Return the listing below word for word.
***** Raw data *****
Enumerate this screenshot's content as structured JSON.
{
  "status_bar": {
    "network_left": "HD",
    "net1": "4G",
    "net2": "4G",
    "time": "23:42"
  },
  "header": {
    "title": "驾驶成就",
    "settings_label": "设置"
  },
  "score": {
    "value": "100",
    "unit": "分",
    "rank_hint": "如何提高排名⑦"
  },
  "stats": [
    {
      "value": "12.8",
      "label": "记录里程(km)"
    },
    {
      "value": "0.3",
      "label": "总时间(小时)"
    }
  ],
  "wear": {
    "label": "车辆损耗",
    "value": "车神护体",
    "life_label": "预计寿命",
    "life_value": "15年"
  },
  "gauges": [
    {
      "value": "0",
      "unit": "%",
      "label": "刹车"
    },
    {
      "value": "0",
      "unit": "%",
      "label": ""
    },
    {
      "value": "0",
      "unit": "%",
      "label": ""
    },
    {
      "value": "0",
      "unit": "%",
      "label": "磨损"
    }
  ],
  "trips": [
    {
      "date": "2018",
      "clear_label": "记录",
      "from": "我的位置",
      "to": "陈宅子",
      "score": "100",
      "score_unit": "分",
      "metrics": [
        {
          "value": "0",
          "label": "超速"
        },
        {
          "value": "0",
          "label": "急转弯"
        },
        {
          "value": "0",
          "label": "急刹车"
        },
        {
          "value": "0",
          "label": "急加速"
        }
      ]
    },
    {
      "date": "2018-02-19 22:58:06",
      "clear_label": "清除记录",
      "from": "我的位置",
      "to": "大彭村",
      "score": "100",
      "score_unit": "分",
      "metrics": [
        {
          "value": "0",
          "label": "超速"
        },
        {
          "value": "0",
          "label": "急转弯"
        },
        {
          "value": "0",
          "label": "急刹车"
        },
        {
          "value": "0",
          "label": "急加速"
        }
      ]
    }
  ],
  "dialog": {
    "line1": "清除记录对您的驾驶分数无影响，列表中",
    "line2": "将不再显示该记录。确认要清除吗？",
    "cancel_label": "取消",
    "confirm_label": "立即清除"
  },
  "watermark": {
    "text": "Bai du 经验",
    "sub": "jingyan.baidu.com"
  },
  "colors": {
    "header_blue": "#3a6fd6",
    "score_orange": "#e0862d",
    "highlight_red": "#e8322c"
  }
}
*****
* Reply:
Enumerate this screenshot's content as structured JSON.
{
  "status_bar": {
    "network_left": "HD",
    "net1": "4G",
    "net2": "4G",
    "time": "23:42"
  },
  "header": {
    "title": "驾驶成就",
    "settings_label": "设置"
  },
  "score": {
    "value": "100",
    "unit": "分",
    "rank_hint": "如何提高排名⑦"
  },
  "stats": [
    {
      "value": "12.8",
      "label": "记录里程(km)"
    },
    {
      "value": "0.3",
      "label": "总时间(小时)"
    }
  ],
  "wear": {
    "label": "车辆损耗",
    "value": "车神护体",
    "life_label": "预计寿命",
    "life_value": "15年"
  },
  "gauges": [
    {
      "value": "0",
      "unit": "%",
      "label": "刹车"
    },
    {
      "value": "0",
      "unit": "%",
      "label": ""
    },
    {
      "value": "0",
      "unit": "%",
      "label": ""
    },
    {
      "value": "0",
      "unit": "%",
      "label": "磨损"
    }
  ],
  "trips": [
    {
      "date": "2018",
      "clear_label": "记录",
      "from": "我的位置",
      "to": "陈宅子",
      "score": "100",
      "score_unit": "分",
      "metrics": [
        {
          "value": "0",
          "label": "超速"
        },
        {
          "value": "0",
          "label": "急转弯"
        },
        {
          "value": "0",
          "label": "急刹车"
        },
        {
          "value": "0",
          "label": "急加速"
        }
      ]
    },
    {
      "date": "2018-02-19 22:58:06",
      "clear_label": "清除记录",
      "from": "我的位置",
      "to": "大彭村",
      "score": "100",
      "score_unit": "分",
      "metrics": [
        {
          "value": "0",
          "label": "超速"
        },
        {
          "value": "0",
          "label": "急转弯"
        },
        {
          "value": "0",
          "label": "急刹车"
        },
        {
          "value": "0",
          "label": "急加速"
        }
      ]
    }
  ],
  "dialog": {
    "line1": "清除记录对您的驾驶分数无影响，列表中",
    "line2": "将不再显示该记录。确认要清除吗？",
    "cancel_label": "取消",
    "confirm_label": "立即清除"
  },
  "watermark": {
    "text": "Bai du 经验",
    "sub": "jingyan.baidu.com"
  },
  "colors": {
    "header_blue": "#3a6fd6",
    "score_orange": "#e0862d",
    "highlight_red": "#e8322c"
  }
}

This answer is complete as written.